- **Aim**
Below is a listing; write it out exactly and drop any images from it.
* Start Excerpted records *
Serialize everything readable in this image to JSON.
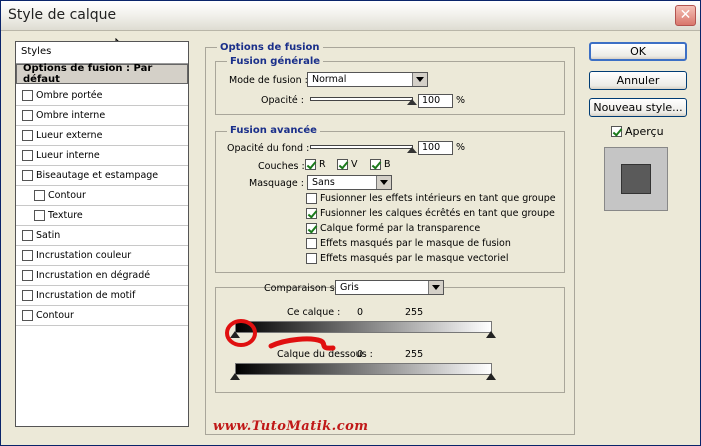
{
  "window": {
    "title": "Style de calque"
  },
  "styles_list": {
    "header": "Styles",
    "items": [
      {
        "label": "Options de fusion : Par défaut",
        "selected": true,
        "checkbox": false,
        "sub": false,
        "checked": false
      },
      {
        "label": "Ombre portée",
        "checkbox": true,
        "sub": false,
        "checked": false
      },
      {
        "label": "Ombre interne",
        "checkbox": true,
        "sub": false,
        "checked": false
      },
      {
        "label": "Lueur externe",
        "checkbox": true,
        "sub": false,
        "checked": false
      },
      {
        "label": "Lueur interne",
        "checkbox": true,
        "sub": false,
        "checked": false
      },
      {
        "label": "Biseautage et estampage",
        "checkbox": true,
        "sub": false,
        "checked": false
      },
      {
        "label": "Contour",
        "checkbox": true,
        "sub": true,
        "checked": false
      },
      {
        "label": "Texture",
        "checkbox": true,
        "sub": true,
        "checked": false
      },
      {
        "label": "Satin",
        "checkbox": true,
        "sub": false,
        "checked": false
      },
      {
        "label": "Incrustation couleur",
        "checkbox": true,
        "sub": false,
        "checked": false
      },
      {
        "label": "Incrustation en dégradé",
        "checkbox": true,
        "sub": false,
        "checked": false
      },
      {
        "label": "Incrustation de motif",
        "checkbox": true,
        "sub": false,
        "checked": false
      },
      {
        "label": "Contour",
        "checkbox": true,
        "sub": false,
        "checked": false
      }
    ]
  },
  "options": {
    "title": "Options de fusion",
    "general": {
      "title": "Fusion générale",
      "mode_label": "Mode de fusion :",
      "mode_value": "Normal",
      "opacity_label": "Opacité :",
      "opacity_value": "100",
      "percent": "%"
    },
    "advanced": {
      "title": "Fusion avancée",
      "fill_label": "Opacité du fond :",
      "fill_value": "100",
      "percent": "%",
      "channels_label": "Couches :",
      "channel_r": "R",
      "channel_v": "V",
      "channel_b": "B",
      "knockout_label": "Masquage :",
      "knockout_value": "Sans",
      "checks": [
        {
          "label": "Fusionner les effets intérieurs en tant que groupe",
          "checked": false
        },
        {
          "label": "Fusionner les calques écrêtés en tant que groupe",
          "checked": true
        },
        {
          "label": "Calque formé par la transparence",
          "checked": true
        },
        {
          "label": "Effets masqués par le masque de fusion",
          "checked": false
        },
        {
          "label": "Effets masqués par le masque vectoriel",
          "checked": false
        }
      ]
    },
    "blend_if": {
      "label": "Comparaison sur :",
      "value": "Gris",
      "this_layer": "Ce calque :",
      "this_low": "0",
      "this_high": "255",
      "underlying": "Calque du dessous :",
      "under_low": "0",
      "under_high": "255"
    }
  },
  "buttons": {
    "ok": "OK",
    "cancel": "Annuler",
    "new_style": "Nouveau style...",
    "preview_label": "Aperçu"
  },
  "watermark": "www.TutoMatik.com",
  "colors": {
    "annotation": "#e01010",
    "accent": "#1a2f8a"
  }
}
* End Excerpted records *
- **Finished exercise**
Serialize everything readable in this image to JSON.
{
  "window": {
    "title": "Style de calque"
  },
  "styles_list": {
    "header": "Styles",
    "items": [
      {
        "label": "Options de fusion : Par défaut",
        "selected": true,
        "checkbox": false,
        "sub": false,
        "checked": false
      },
      {
        "label": "Ombre portée",
        "checkbox": true,
        "sub": false,
        "checked": false
      },
      {
        "label": "Ombre interne",
        "checkbox": true,
        "sub": false,
        "checked": false
      },
      {
        "label": "Lueur externe",
        "checkbox": true,
        "sub": false,
        "checked": false
      },
      {
        "label": "Lueur interne",
        "checkbox": true,
        "sub": false,
        "checked": false
      },
      {
        "label": "Biseautage et estampage",
        "checkbox": true,
        "sub": false,
        "checked": false
      },
      {
        "label": "Contour",
        "checkbox": true,
        "sub": true,
        "checked": false
      },
      {
        "label": "Texture",
        "checkbox": true,
        "sub": true,
        "checked": false
      },
      {
        "label": "Satin",
        "checkbox": true,
        "sub": false,
        "checked": false
      },
      {
        "label": "Incrustation couleur",
        "checkbox": true,
        "sub": false,
        "checked": false
      },
      {
        "label": "Incrustation en dégradé",
        "checkbox": true,
        "sub": false,
        "checked": false
      },
      {
        "label": "Incrustation de motif",
        "checkbox": true,
        "sub": false,
        "checked": false
      },
      {
        "label": "Contour",
        "checkbox": true,
        "sub": false,
        "checked": false
      }
    ]
  },
  "options": {
    "title": "Options de fusion",
    "general": {
      "title": "Fusion générale",
      "mode_label": "Mode de fusion :",
      "mode_value": "Normal",
      "opacity_label": "Opacité :",
      "opacity_value": "100",
      "percent": "%"
    },
    "advanced": {
      "title": "Fusion avancée",
      "fill_label": "Opacité du fond :",
      "fill_value": "100",
      "percent": "%",
      "channels_label": "Couches :",
      "channel_r": "R",
      "channel_v": "V",
      "channel_b": "B",
      "knockout_label": "Masquage :",
      "knockout_value": "Sans",
      "checks": [
        {
          "label": "Fusionner les effets intérieurs en tant que groupe",
          "checked": false
        },
        {
          "label": "Fusionner les calques écrêtés en tant que groupe",
          "checked": true
        },
        {
          "label": "Calque formé par la transparence",
          "checked": true
        },
        {
          "label": "Effets masqués par le masque de fusion",
          "checked": false
        },
        {
          "label": "Effets masqués par le masque vectoriel",
          "checked": false
        }
      ]
    },
    "blend_if": {
      "label": "Comparaison sur :",
      "value": "Gris",
      "this_layer": "Ce calque :",
      "this_low": "0",
      "this_high": "255",
      "underlying": "Calque du dessous :",
      "under_low": "0",
      "under_high": "255"
    }
  },
  "buttons": {
    "ok": "OK",
    "cancel": "Annuler",
    "new_style": "Nouveau style...",
    "preview_label": "Aperçu"
  },
  "watermark": "www.TutoMatik.com",
  "colors": {
    "annotation": "#e01010",
    "accent": "#1a2f8a"
  }
}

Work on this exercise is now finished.